[Records about charts and figures]
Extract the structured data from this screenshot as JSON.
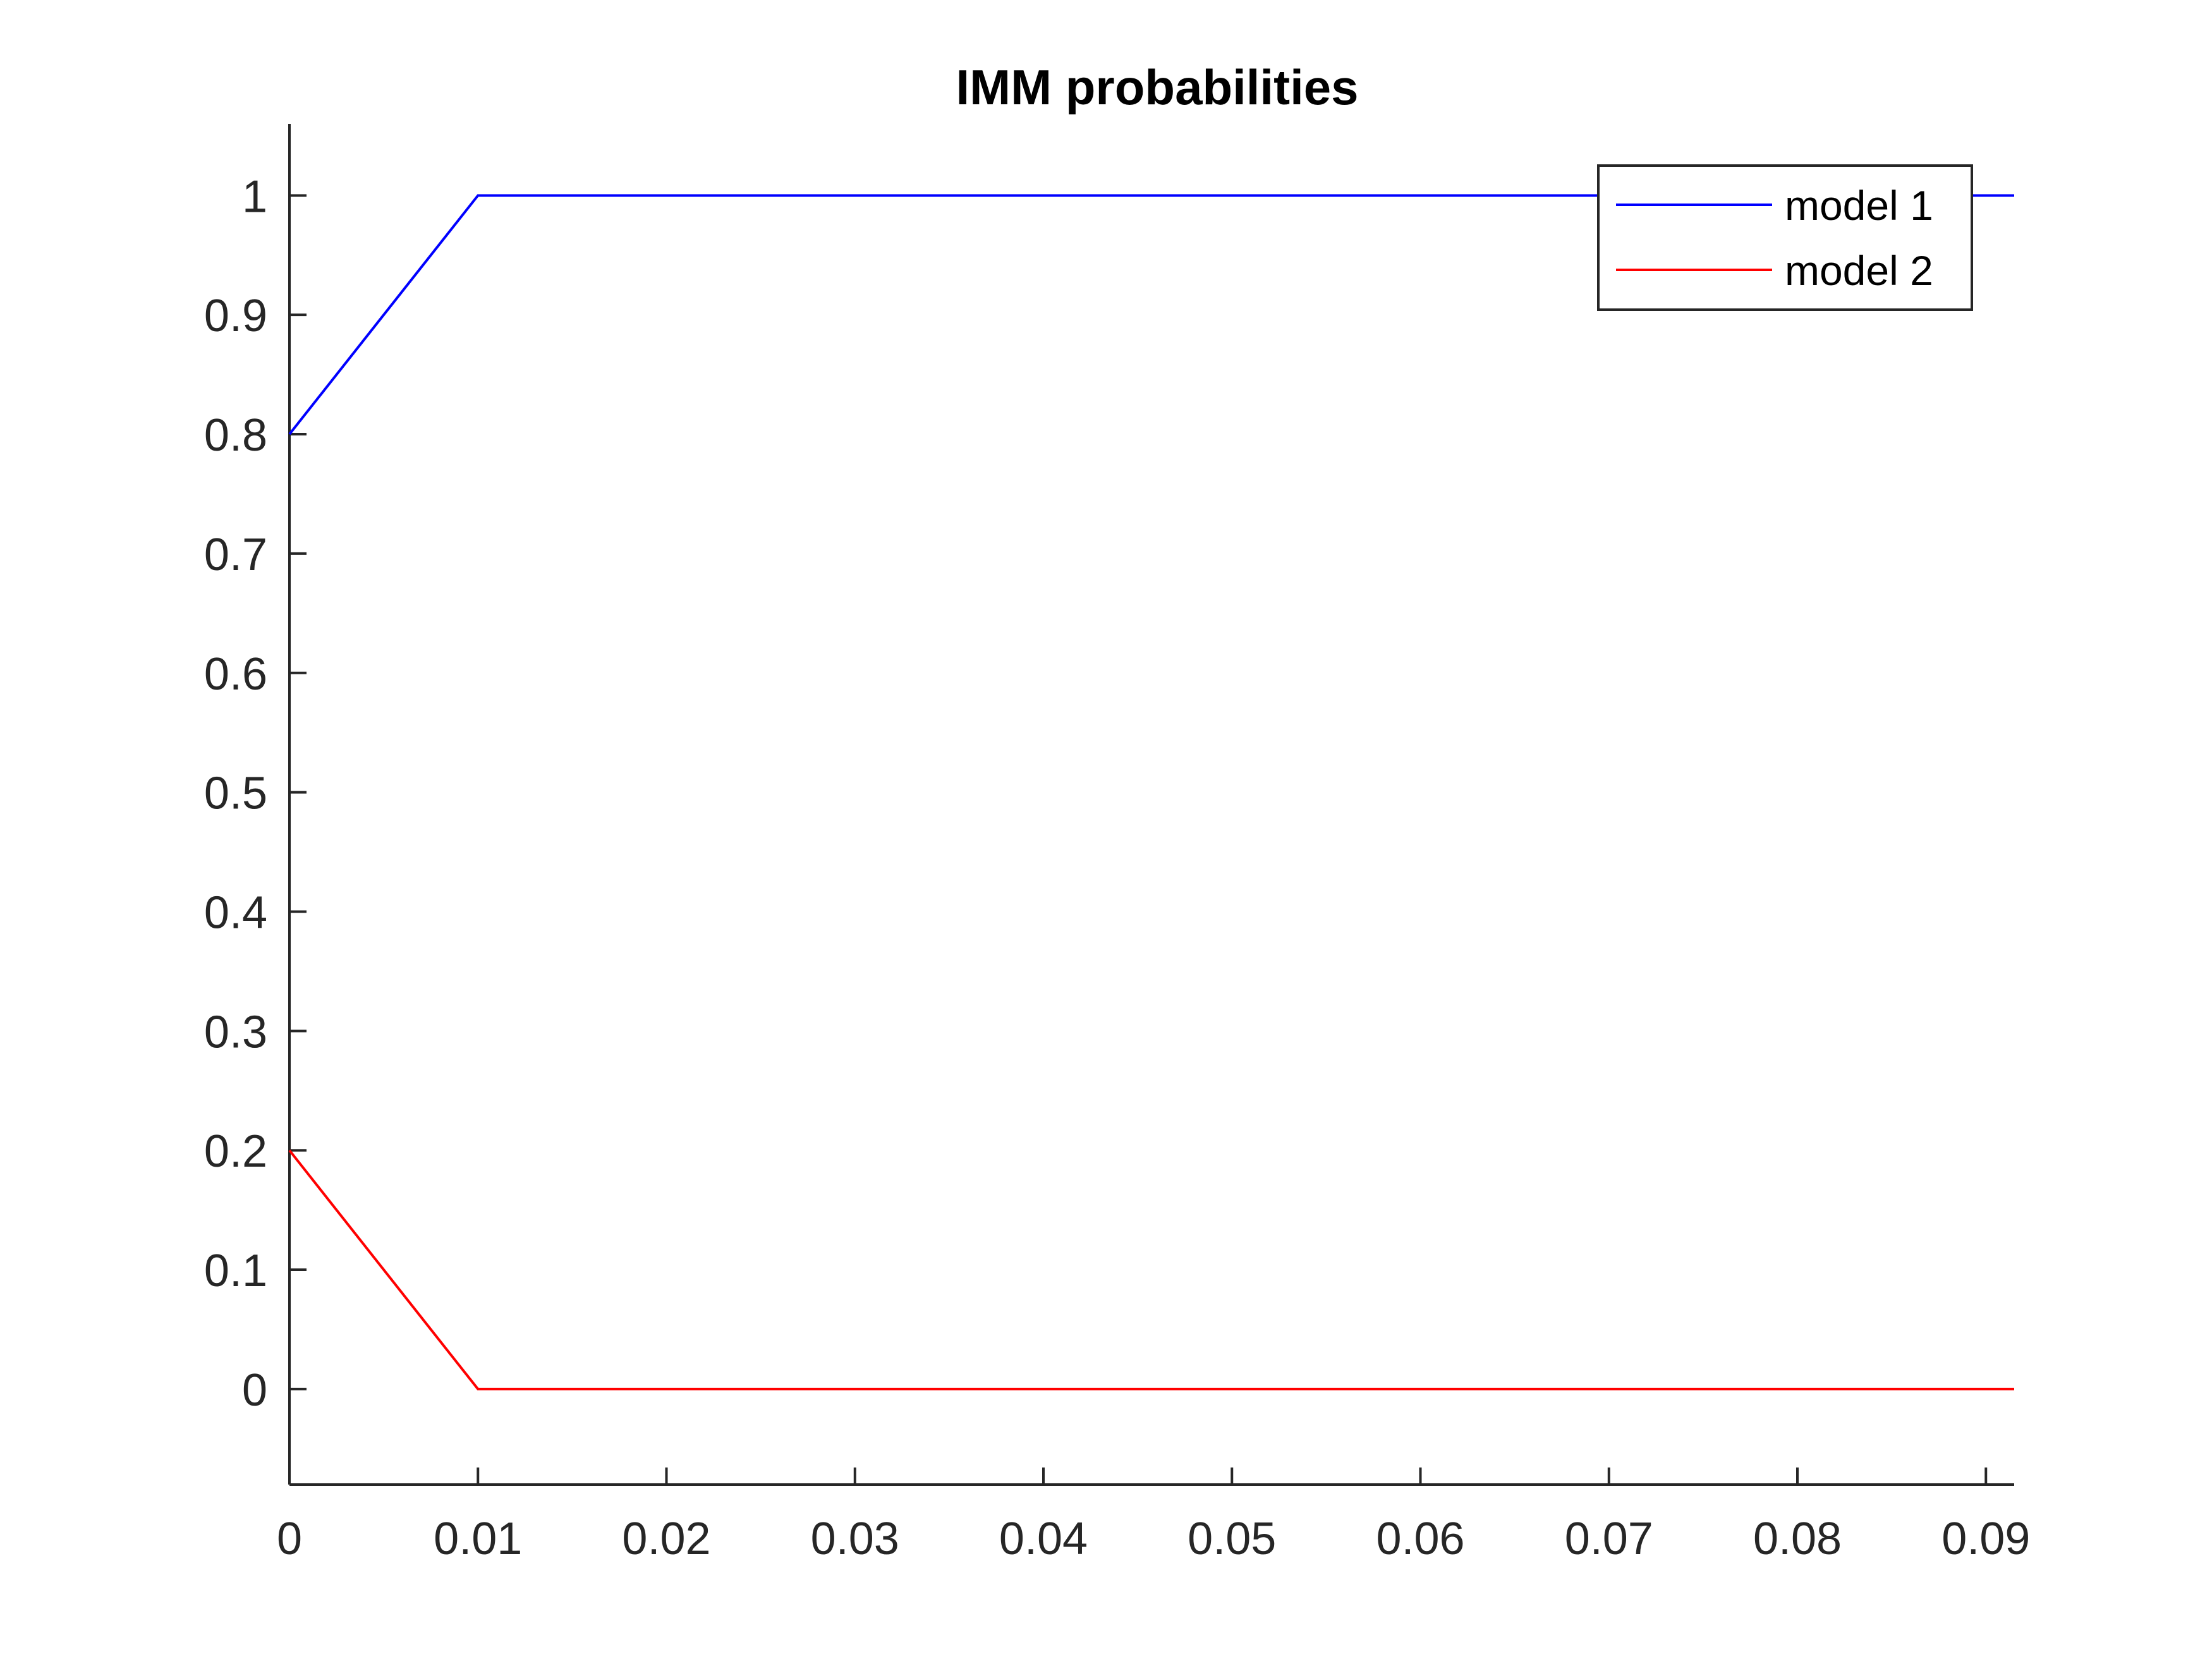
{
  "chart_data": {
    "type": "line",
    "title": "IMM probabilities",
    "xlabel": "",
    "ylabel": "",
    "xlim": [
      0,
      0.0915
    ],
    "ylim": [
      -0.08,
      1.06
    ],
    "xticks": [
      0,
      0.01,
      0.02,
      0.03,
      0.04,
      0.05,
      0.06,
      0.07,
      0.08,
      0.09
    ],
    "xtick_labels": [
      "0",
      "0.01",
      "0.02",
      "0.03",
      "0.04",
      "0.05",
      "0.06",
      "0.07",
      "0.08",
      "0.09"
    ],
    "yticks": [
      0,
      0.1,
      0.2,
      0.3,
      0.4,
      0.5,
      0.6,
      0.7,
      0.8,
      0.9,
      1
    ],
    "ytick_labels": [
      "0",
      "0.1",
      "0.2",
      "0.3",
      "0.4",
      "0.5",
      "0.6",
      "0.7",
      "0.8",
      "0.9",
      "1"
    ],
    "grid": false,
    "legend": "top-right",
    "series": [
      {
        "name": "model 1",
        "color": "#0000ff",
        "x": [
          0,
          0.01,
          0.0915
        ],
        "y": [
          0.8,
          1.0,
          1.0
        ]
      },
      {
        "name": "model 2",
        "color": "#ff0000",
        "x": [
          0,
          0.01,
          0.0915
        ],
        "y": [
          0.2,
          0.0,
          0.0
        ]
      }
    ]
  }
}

## EXERCISE OBJECTIVE
The listing above must be printed again exactly, minus its pictures.

## CORRECT OUTPUT
Extract the structured data from this screenshot as JSON.
{
  "chart_data": {
    "type": "line",
    "title": "IMM probabilities",
    "xlabel": "",
    "ylabel": "",
    "xlim": [
      0,
      0.0915
    ],
    "ylim": [
      -0.08,
      1.06
    ],
    "xticks": [
      0,
      0.01,
      0.02,
      0.03,
      0.04,
      0.05,
      0.06,
      0.07,
      0.08,
      0.09
    ],
    "xtick_labels": [
      "0",
      "0.01",
      "0.02",
      "0.03",
      "0.04",
      "0.05",
      "0.06",
      "0.07",
      "0.08",
      "0.09"
    ],
    "yticks": [
      0,
      0.1,
      0.2,
      0.3,
      0.4,
      0.5,
      0.6,
      0.7,
      0.8,
      0.9,
      1
    ],
    "ytick_labels": [
      "0",
      "0.1",
      "0.2",
      "0.3",
      "0.4",
      "0.5",
      "0.6",
      "0.7",
      "0.8",
      "0.9",
      "1"
    ],
    "grid": false,
    "legend": "top-right",
    "series": [
      {
        "name": "model 1",
        "color": "#0000ff",
        "x": [
          0,
          0.01,
          0.0915
        ],
        "y": [
          0.8,
          1.0,
          1.0
        ]
      },
      {
        "name": "model 2",
        "color": "#ff0000",
        "x": [
          0,
          0.01,
          0.0915
        ],
        "y": [
          0.2,
          0.0,
          0.0
        ]
      }
    ]
  }
}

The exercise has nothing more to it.